**Input for this task**
%%

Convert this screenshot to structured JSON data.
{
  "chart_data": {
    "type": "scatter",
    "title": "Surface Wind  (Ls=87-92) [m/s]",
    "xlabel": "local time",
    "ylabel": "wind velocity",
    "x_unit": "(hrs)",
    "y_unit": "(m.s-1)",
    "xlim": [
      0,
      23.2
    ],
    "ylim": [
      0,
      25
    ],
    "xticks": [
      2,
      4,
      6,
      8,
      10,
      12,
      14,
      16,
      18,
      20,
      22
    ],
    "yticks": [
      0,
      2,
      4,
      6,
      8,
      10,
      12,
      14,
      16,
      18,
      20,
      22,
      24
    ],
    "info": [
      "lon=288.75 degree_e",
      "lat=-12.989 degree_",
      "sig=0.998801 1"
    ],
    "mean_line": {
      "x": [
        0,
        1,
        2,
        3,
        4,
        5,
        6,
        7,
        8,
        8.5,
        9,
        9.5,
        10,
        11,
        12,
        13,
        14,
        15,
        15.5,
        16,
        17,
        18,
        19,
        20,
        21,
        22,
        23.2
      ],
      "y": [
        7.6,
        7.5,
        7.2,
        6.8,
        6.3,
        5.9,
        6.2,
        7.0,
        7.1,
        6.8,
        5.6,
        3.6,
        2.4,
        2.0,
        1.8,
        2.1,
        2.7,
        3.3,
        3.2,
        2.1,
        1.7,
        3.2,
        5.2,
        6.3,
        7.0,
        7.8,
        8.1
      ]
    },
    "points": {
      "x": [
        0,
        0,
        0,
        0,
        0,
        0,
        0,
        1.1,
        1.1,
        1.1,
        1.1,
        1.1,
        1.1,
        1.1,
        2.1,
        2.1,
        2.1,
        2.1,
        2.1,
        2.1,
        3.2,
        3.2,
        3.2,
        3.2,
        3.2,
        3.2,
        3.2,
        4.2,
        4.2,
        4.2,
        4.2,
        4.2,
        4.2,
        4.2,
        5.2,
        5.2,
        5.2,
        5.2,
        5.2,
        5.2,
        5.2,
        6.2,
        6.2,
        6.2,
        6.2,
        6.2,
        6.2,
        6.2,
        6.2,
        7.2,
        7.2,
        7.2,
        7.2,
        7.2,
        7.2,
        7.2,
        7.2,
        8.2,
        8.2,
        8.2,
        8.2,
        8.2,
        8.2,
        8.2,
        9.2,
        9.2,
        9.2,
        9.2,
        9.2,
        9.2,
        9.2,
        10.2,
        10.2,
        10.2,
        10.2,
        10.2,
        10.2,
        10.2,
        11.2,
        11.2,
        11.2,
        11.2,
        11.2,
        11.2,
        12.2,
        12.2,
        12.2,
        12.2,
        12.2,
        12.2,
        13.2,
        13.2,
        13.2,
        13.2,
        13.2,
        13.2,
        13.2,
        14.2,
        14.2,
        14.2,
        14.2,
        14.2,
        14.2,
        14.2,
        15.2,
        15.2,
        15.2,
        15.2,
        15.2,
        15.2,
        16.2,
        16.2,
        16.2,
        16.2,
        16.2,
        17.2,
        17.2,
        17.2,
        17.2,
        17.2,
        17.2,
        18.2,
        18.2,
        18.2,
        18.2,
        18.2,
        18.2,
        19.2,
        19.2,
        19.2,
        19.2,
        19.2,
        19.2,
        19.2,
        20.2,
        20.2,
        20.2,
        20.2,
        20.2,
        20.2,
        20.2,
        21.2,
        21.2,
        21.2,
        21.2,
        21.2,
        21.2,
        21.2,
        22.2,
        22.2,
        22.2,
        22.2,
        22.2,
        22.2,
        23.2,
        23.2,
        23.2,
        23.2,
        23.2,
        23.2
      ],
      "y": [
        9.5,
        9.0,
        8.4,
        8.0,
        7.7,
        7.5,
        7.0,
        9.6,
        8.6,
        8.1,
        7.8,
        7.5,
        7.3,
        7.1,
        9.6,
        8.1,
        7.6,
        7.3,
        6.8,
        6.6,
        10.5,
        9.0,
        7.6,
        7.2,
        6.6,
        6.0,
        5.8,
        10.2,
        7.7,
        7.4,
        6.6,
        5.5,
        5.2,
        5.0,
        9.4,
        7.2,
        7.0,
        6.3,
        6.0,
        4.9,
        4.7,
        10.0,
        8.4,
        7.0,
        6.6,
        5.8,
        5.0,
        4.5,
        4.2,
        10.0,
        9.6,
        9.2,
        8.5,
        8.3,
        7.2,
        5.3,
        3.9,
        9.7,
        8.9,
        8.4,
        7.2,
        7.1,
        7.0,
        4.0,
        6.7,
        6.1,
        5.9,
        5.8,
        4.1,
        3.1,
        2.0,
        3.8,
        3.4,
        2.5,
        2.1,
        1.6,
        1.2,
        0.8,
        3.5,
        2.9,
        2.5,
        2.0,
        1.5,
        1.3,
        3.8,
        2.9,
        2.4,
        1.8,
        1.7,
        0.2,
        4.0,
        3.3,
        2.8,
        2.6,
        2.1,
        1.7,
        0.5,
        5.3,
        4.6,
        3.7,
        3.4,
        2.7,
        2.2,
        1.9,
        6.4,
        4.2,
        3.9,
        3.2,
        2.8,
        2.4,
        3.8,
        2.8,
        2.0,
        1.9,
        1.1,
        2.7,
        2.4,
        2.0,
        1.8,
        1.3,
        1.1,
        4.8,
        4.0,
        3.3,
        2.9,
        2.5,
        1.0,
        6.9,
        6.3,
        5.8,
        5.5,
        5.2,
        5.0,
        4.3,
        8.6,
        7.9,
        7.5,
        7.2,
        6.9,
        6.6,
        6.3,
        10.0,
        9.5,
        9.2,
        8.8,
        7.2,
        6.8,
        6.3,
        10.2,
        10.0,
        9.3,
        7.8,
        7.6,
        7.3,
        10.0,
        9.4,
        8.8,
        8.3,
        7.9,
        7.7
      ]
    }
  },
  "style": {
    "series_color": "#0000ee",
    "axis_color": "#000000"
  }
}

%%

**Exercise prompt**
Set down every record above exactly as given.

**Task response**
Convert this screenshot to structured JSON data.
{
  "chart_data": {
    "type": "scatter",
    "title": "Surface Wind  (Ls=87-92) [m/s]",
    "xlabel": "local time",
    "ylabel": "wind velocity",
    "x_unit": "(hrs)",
    "y_unit": "(m.s-1)",
    "xlim": [
      0,
      23.2
    ],
    "ylim": [
      0,
      25
    ],
    "xticks": [
      2,
      4,
      6,
      8,
      10,
      12,
      14,
      16,
      18,
      20,
      22
    ],
    "yticks": [
      0,
      2,
      4,
      6,
      8,
      10,
      12,
      14,
      16,
      18,
      20,
      22,
      24
    ],
    "info": [
      "lon=288.75 degree_e",
      "lat=-12.989 degree_",
      "sig=0.998801 1"
    ],
    "mean_line": {
      "x": [
        0,
        1,
        2,
        3,
        4,
        5,
        6,
        7,
        8,
        8.5,
        9,
        9.5,
        10,
        11,
        12,
        13,
        14,
        15,
        15.5,
        16,
        17,
        18,
        19,
        20,
        21,
        22,
        23.2
      ],
      "y": [
        7.6,
        7.5,
        7.2,
        6.8,
        6.3,
        5.9,
        6.2,
        7.0,
        7.1,
        6.8,
        5.6,
        3.6,
        2.4,
        2.0,
        1.8,
        2.1,
        2.7,
        3.3,
        3.2,
        2.1,
        1.7,
        3.2,
        5.2,
        6.3,
        7.0,
        7.8,
        8.1
      ]
    },
    "points": {
      "x": [
        0,
        0,
        0,
        0,
        0,
        0,
        0,
        1.1,
        1.1,
        1.1,
        1.1,
        1.1,
        1.1,
        1.1,
        2.1,
        2.1,
        2.1,
        2.1,
        2.1,
        2.1,
        3.2,
        3.2,
        3.2,
        3.2,
        3.2,
        3.2,
        3.2,
        4.2,
        4.2,
        4.2,
        4.2,
        4.2,
        4.2,
        4.2,
        5.2,
        5.2,
        5.2,
        5.2,
        5.2,
        5.2,
        5.2,
        6.2,
        6.2,
        6.2,
        6.2,
        6.2,
        6.2,
        6.2,
        6.2,
        7.2,
        7.2,
        7.2,
        7.2,
        7.2,
        7.2,
        7.2,
        7.2,
        8.2,
        8.2,
        8.2,
        8.2,
        8.2,
        8.2,
        8.2,
        9.2,
        9.2,
        9.2,
        9.2,
        9.2,
        9.2,
        9.2,
        10.2,
        10.2,
        10.2,
        10.2,
        10.2,
        10.2,
        10.2,
        11.2,
        11.2,
        11.2,
        11.2,
        11.2,
        11.2,
        12.2,
        12.2,
        12.2,
        12.2,
        12.2,
        12.2,
        13.2,
        13.2,
        13.2,
        13.2,
        13.2,
        13.2,
        13.2,
        14.2,
        14.2,
        14.2,
        14.2,
        14.2,
        14.2,
        14.2,
        15.2,
        15.2,
        15.2,
        15.2,
        15.2,
        15.2,
        16.2,
        16.2,
        16.2,
        16.2,
        16.2,
        17.2,
        17.2,
        17.2,
        17.2,
        17.2,
        17.2,
        18.2,
        18.2,
        18.2,
        18.2,
        18.2,
        18.2,
        19.2,
        19.2,
        19.2,
        19.2,
        19.2,
        19.2,
        19.2,
        20.2,
        20.2,
        20.2,
        20.2,
        20.2,
        20.2,
        20.2,
        21.2,
        21.2,
        21.2,
        21.2,
        21.2,
        21.2,
        21.2,
        22.2,
        22.2,
        22.2,
        22.2,
        22.2,
        22.2,
        23.2,
        23.2,
        23.2,
        23.2,
        23.2,
        23.2
      ],
      "y": [
        9.5,
        9.0,
        8.4,
        8.0,
        7.7,
        7.5,
        7.0,
        9.6,
        8.6,
        8.1,
        7.8,
        7.5,
        7.3,
        7.1,
        9.6,
        8.1,
        7.6,
        7.3,
        6.8,
        6.6,
        10.5,
        9.0,
        7.6,
        7.2,
        6.6,
        6.0,
        5.8,
        10.2,
        7.7,
        7.4,
        6.6,
        5.5,
        5.2,
        5.0,
        9.4,
        7.2,
        7.0,
        6.3,
        6.0,
        4.9,
        4.7,
        10.0,
        8.4,
        7.0,
        6.6,
        5.8,
        5.0,
        4.5,
        4.2,
        10.0,
        9.6,
        9.2,
        8.5,
        8.3,
        7.2,
        5.3,
        3.9,
        9.7,
        8.9,
        8.4,
        7.2,
        7.1,
        7.0,
        4.0,
        6.7,
        6.1,
        5.9,
        5.8,
        4.1,
        3.1,
        2.0,
        3.8,
        3.4,
        2.5,
        2.1,
        1.6,
        1.2,
        0.8,
        3.5,
        2.9,
        2.5,
        2.0,
        1.5,
        1.3,
        3.8,
        2.9,
        2.4,
        1.8,
        1.7,
        0.2,
        4.0,
        3.3,
        2.8,
        2.6,
        2.1,
        1.7,
        0.5,
        5.3,
        4.6,
        3.7,
        3.4,
        2.7,
        2.2,
        1.9,
        6.4,
        4.2,
        3.9,
        3.2,
        2.8,
        2.4,
        3.8,
        2.8,
        2.0,
        1.9,
        1.1,
        2.7,
        2.4,
        2.0,
        1.8,
        1.3,
        1.1,
        4.8,
        4.0,
        3.3,
        2.9,
        2.5,
        1.0,
        6.9,
        6.3,
        5.8,
        5.5,
        5.2,
        5.0,
        4.3,
        8.6,
        7.9,
        7.5,
        7.2,
        6.9,
        6.6,
        6.3,
        10.0,
        9.5,
        9.2,
        8.8,
        7.2,
        6.8,
        6.3,
        10.2,
        10.0,
        9.3,
        7.8,
        7.6,
        7.3,
        10.0,
        9.4,
        8.8,
        8.3,
        7.9,
        7.7
      ]
    }
  },
  "style": {
    "series_color": "#0000ee",
    "axis_color": "#000000"
  }
}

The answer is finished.